GOAL OF THE EXERCISE » Among the entries, which lines carry the string "stars"? Copy each of them.

RECORDED INFORMATION »
** Start **

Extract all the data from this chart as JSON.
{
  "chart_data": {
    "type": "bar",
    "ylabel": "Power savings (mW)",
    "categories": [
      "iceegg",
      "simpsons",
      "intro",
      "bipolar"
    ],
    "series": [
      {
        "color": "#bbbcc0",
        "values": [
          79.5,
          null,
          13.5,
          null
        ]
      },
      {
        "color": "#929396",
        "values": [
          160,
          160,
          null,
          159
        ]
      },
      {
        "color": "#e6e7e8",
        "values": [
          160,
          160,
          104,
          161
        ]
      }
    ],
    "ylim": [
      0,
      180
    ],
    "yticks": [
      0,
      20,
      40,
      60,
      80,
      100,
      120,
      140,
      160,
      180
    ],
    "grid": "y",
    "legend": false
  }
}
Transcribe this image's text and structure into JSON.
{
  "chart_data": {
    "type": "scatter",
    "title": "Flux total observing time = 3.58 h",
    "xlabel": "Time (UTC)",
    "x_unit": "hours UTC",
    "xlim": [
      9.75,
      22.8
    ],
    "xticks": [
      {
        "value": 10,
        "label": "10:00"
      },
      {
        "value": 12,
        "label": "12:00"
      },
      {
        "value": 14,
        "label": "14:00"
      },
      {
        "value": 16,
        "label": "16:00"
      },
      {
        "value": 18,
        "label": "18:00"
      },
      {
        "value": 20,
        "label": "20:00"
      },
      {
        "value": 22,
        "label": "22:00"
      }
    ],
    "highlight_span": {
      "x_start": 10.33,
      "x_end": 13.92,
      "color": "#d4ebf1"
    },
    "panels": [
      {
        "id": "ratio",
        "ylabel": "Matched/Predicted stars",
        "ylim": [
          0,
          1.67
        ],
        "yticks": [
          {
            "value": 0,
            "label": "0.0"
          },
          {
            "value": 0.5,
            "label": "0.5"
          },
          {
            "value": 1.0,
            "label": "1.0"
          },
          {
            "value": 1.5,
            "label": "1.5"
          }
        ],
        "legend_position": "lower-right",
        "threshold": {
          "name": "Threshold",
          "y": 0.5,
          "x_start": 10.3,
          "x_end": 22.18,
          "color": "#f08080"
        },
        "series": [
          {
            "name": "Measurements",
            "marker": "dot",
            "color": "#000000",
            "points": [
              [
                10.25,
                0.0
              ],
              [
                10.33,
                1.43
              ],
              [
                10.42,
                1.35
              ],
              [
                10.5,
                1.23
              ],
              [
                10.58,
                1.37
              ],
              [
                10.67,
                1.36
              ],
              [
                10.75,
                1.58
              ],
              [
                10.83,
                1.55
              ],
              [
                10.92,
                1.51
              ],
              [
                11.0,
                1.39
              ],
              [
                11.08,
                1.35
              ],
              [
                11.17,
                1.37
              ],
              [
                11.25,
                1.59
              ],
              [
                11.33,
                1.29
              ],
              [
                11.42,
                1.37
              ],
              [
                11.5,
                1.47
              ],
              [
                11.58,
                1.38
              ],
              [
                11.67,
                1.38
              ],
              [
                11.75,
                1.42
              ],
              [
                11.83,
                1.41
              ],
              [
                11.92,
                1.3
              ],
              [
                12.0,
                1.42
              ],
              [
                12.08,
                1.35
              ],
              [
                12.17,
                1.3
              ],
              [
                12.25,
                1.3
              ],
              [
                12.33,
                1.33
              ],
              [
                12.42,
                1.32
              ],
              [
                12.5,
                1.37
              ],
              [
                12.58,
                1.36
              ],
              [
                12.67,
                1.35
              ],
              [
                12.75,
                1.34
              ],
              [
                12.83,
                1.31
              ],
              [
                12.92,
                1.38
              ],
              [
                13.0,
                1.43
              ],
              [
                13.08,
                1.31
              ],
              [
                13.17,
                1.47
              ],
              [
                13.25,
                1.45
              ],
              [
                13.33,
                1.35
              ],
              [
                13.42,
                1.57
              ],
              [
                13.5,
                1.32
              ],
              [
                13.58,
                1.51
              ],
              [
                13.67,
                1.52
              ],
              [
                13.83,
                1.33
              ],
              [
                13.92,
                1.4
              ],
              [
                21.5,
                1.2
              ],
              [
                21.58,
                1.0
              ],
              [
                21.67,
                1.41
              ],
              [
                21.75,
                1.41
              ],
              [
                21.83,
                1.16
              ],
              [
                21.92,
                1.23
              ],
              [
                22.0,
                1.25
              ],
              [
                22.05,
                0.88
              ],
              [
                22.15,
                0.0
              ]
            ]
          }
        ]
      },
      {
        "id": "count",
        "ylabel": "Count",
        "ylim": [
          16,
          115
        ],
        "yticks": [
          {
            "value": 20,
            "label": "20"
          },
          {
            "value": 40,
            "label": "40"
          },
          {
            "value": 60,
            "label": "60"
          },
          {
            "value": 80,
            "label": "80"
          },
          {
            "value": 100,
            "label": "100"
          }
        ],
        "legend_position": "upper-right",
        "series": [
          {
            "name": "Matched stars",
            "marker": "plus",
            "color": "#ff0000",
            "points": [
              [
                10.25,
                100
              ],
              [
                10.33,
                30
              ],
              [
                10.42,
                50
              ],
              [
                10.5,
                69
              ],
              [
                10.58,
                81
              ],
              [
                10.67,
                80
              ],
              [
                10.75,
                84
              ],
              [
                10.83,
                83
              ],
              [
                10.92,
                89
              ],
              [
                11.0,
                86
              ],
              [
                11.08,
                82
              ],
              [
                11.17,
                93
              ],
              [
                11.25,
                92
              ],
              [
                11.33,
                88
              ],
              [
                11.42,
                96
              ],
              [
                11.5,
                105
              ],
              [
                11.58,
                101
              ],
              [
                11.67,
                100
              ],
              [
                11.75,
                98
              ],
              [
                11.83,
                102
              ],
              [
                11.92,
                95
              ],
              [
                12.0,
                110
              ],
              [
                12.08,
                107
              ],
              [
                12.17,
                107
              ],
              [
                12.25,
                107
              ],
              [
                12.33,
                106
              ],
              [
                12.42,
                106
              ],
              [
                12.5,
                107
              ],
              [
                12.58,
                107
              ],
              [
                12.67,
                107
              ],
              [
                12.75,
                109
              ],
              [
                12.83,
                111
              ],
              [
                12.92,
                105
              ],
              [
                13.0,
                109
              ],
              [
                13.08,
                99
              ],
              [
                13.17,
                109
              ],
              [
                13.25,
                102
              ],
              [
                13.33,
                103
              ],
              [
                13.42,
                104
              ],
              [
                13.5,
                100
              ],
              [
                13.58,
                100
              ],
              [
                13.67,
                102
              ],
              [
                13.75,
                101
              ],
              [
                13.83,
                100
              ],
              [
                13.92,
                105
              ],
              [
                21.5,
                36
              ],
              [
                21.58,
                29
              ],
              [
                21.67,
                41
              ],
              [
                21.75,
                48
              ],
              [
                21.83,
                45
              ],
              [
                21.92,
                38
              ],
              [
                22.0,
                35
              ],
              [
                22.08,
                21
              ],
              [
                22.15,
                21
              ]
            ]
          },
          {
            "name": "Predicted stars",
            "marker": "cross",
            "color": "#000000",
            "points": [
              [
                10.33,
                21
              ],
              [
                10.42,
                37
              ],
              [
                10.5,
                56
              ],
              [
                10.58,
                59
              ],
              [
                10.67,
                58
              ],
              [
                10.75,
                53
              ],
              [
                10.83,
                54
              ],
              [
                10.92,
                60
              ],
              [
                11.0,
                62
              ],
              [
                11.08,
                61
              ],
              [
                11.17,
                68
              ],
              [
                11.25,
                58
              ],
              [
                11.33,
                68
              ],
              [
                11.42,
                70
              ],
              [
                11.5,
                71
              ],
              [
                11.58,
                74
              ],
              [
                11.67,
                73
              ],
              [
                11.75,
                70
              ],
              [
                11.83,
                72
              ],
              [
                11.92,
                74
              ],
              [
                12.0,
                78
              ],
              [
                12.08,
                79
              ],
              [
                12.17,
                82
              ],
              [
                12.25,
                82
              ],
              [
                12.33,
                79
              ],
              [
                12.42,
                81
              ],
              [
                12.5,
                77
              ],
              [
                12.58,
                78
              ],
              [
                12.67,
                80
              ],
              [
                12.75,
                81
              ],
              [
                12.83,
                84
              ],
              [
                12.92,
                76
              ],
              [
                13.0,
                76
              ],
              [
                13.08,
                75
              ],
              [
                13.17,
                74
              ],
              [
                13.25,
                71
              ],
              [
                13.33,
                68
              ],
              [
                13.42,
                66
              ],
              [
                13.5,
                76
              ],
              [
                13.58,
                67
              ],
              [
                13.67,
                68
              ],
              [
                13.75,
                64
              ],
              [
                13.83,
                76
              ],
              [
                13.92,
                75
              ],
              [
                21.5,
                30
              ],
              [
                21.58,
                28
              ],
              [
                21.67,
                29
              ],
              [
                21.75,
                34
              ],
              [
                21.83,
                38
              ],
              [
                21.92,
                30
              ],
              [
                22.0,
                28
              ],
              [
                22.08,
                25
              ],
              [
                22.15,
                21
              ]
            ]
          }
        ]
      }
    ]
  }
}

** End **

RESPONSE »
        "ylabel": "Matched/Predicted stars",
            "name": "Matched stars",
            "name": "Predicted stars",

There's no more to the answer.